• [Given instruction]: Gather up all lines that carry the word "δημιουργούνται".

• [Information shown]:
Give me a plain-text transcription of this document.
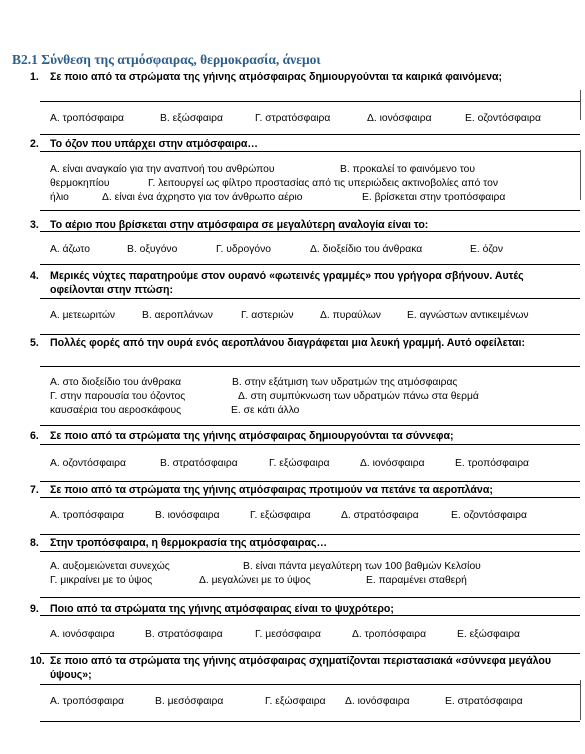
Β2.1 Σύνθεση της ατμόσφαιρας, θερμοκρασία, άνεμοι
1. Σε ποιο από τα στρώματα της γήινης ατμόσφαιρας δημιουργούνται τα καιρικά φαινόμενα;
Α. τροπόσφαιρα	Β. εξώσφαιρα	Γ. στρατόσφαιρα	Δ. ιονόσφαιρα	Ε. οζοντόσφαιρα
2. Το όζον που υπάρχει στην ατμόσφαιρα…
Α. είναι αναγκαίο για την αναπνοή του ανθρώπου	Β. προκαλεί το φαινόμενο του
θερμοκηπίου	Γ. λειτουργεί ως φίλτρο προστασίας από τις υπεριώδεις ακτινοβολίες από τον
ήλιο	Δ. είναι ένα άχρηστο για τον άνθρωπο αέριο	Ε. βρίσκεται στην τροπόσφαιρα
3. Το αέριο που βρίσκεται στην ατμόσφαιρα σε μεγαλύτερη αναλογία είναι το:
Α. άζωτο	Β. οξυγόνο	Γ. υδρογόνο	Δ. διοξείδιο του άνθρακα	Ε. όζον
4. Μερικές νύχτες παρατηρούμε στον ουρανό «φωτεινές γραμμές» που γρήγορα σβήνουν. Αυτές οφείλονται στην πτώση:
Α. μετεωριτών	Β. αεροπλάνων	Γ. αστεριών	Δ. πυραύλων	Ε. αγνώστων αντικειμένων
5. Πολλές φορές από την ουρά ενός αεροπλάνου διαγράφεται μια λευκή γραμμή. Αυτό οφείλεται:
Α. στο διοξείδιο του άνθρακα	Β. στην εξάτμιση των υδρατμών της ατμόσφαιρας
Γ. στην παρουσία του όζοντος	Δ. στη συμπύκνωση των υδρατμών πάνω στα θερμά
καυσαέρια του αεροσκάφους	Ε. σε κάτι άλλο
6. Σε ποιο από τα στρώματα της γήινης ατμόσφαιρας δημιουργούνται τα σύννεφα;
Α. οζοντόσφαιρα	Β. στρατόσφαιρα	Γ. εξώσφαιρα	Δ. ιονόσφαιρα	Ε. τροπόσφαιρα
7. Σε ποιο από τα στρώματα της γήινης ατμόσφαιρας προτιμούν να πετάνε τα αεροπλάνα;
Α. τροπόσφαιρα	Β. ιονόσφαιρα	Γ. εξώσφαιρα	Δ. στρατόσφαιρα	Ε. οζοντόσφαιρα
8. Στην τροπόσφαιρα, η θερμοκρασία της ατμόσφαιρας…
Α. αυξομειώνεται συνεχώς	Β. είναι πάντα μεγαλύτερη των 100 βαθμών Κελσίου
Γ. μικραίνει με το ύψος	Δ. μεγαλώνει με το ύψος	Ε. παραμένει σταθερή
9. Ποιο από τα στρώματα της γήινης ατμόσφαιρας είναι το ψυχρότερο;
Α. ιονόσφαιρα	Β. στρατόσφαιρα	Γ. μεσόσφαιρα	Δ. τροπόσφαιρα	Ε. εξώσφαιρα
10. Σε ποιο από τα στρώματα της γήινης ατμόσφαιρας σχηματίζονται περιστασιακά «σύννεφα μεγάλου ύψους»;
Α. τροπόσφαιρα	Β. μεσόσφαιρα	Γ. εξώσφαιρα Δ. ιονόσφαιρα	Ε. στρατόσφαιρα
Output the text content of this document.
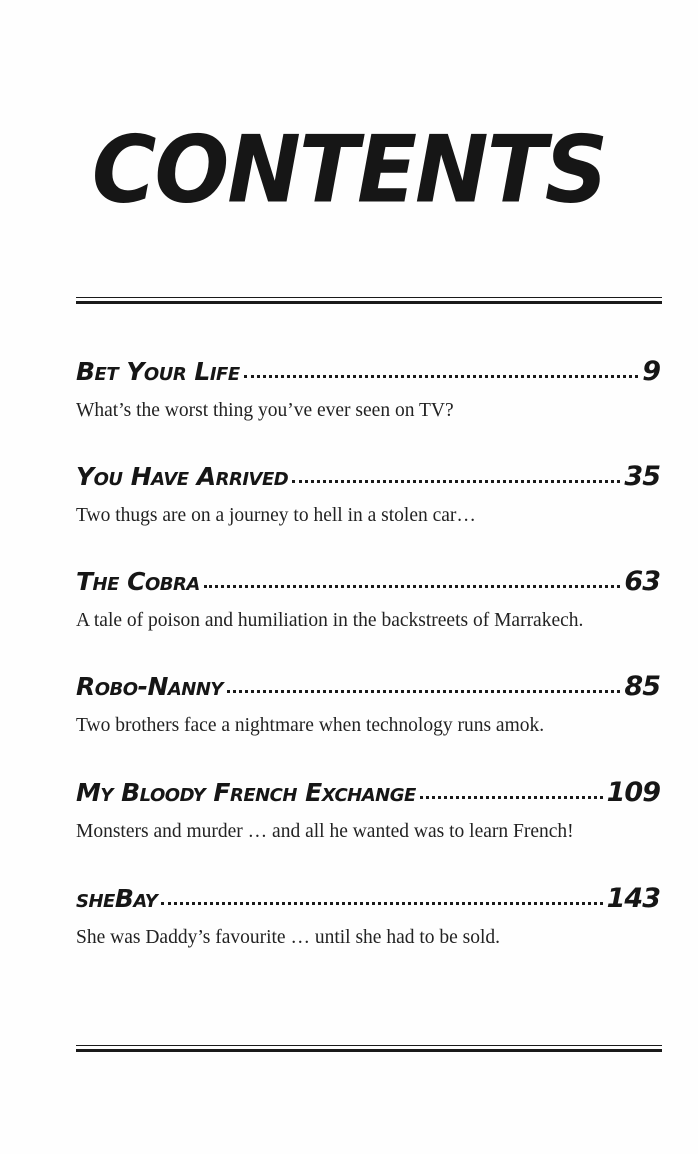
CONTENTS
Bet Your Life	9
What’s the worst thing you’ve ever seen on TV?
You Have Arrived	35
Two thugs are on a journey to hell in a stolen car…
The Cobra	63
A tale of poison and humiliation in the backstreets of Marrakech.
Robo-Nanny	85
Two brothers face a nightmare when technology runs amok.
My Bloody French Exchange	109
Monsters and murder … and all he wanted was to learn French!
sheBay	143
She was Daddy’s favourite … until she had to be sold.
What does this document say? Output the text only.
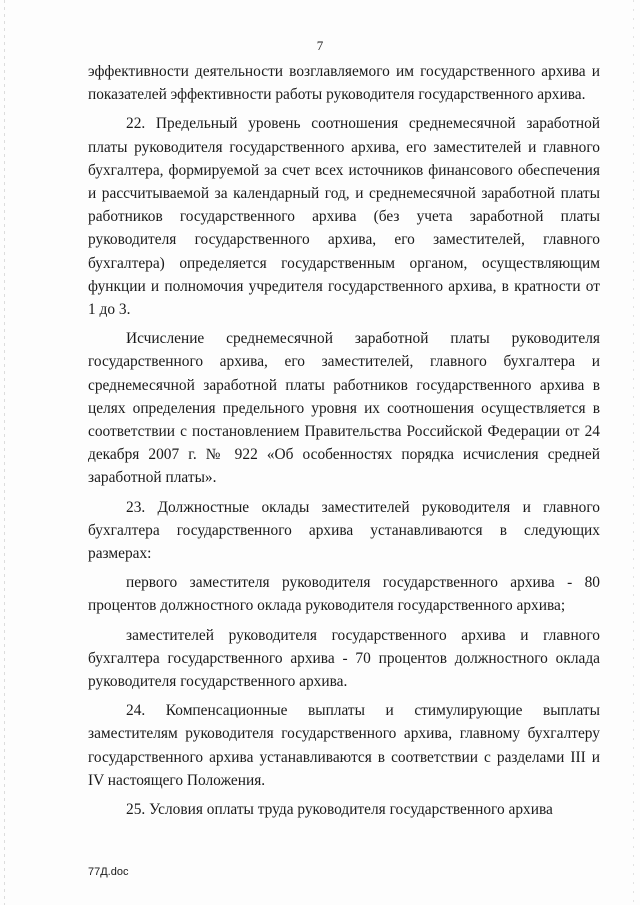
7

эффективности деятельности возглавляемого им государственного архива и показателей эффективности работы руководителя государственного архива.

22. Предельный уровень соотношения среднемесячной заработной платы руководителя государственного архива, его заместителей и главного бухгалтера, формируемой за счет всех источников финансового обеспечения и рассчитываемой за календарный год, и среднемесячной заработной платы работников государственного архива (без учета заработной платы руководителя государственного архива, его заместителей, главного бухгалтера) определяется государственным органом, осуществляющим функции и полномочия учредителя государственного архива, в кратности от 1 до 3.

Исчисление среднемесячной заработной платы руководителя государственного архива, его заместителей, главного бухгалтера и среднемесячной заработной платы работников государственного архива в целях определения предельного уровня их соотношения осуществляется в соответствии с постановлением Правительства Российской Федерации от 24 декабря 2007 г. № 922 «Об особенностях порядка исчисления средней заработной платы».

23. Должностные оклады заместителей руководителя и главного бухгалтера государственного архива устанавливаются в следующих размерах:

первого заместителя руководителя государственного архива - 80 процентов должностного оклада руководителя государственного архива;

заместителей руководителя государственного архива и главного бухгалтера государственного архива - 70 процентов должностного оклада руководителя государственного архива.

24. Компенсационные выплаты и стимулирующие выплаты заместителям руководителя государственного архива, главному бухгалтеру государственного архива устанавливаются в соответствии с разделами III и IV настоящего Положения.

25. Условия оплаты труда руководителя государственного архива

77Д.doc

• [Response for this exercise]:
1. Σε ποιο από τα στρώματα της γήινης ατμόσφαιρας δημιουργούνται τα καιρικά φαινόμενα;
6. Σε ποιο από τα στρώματα της γήινης ατμόσφαιρας δημιουργούνται τα σύννεφα;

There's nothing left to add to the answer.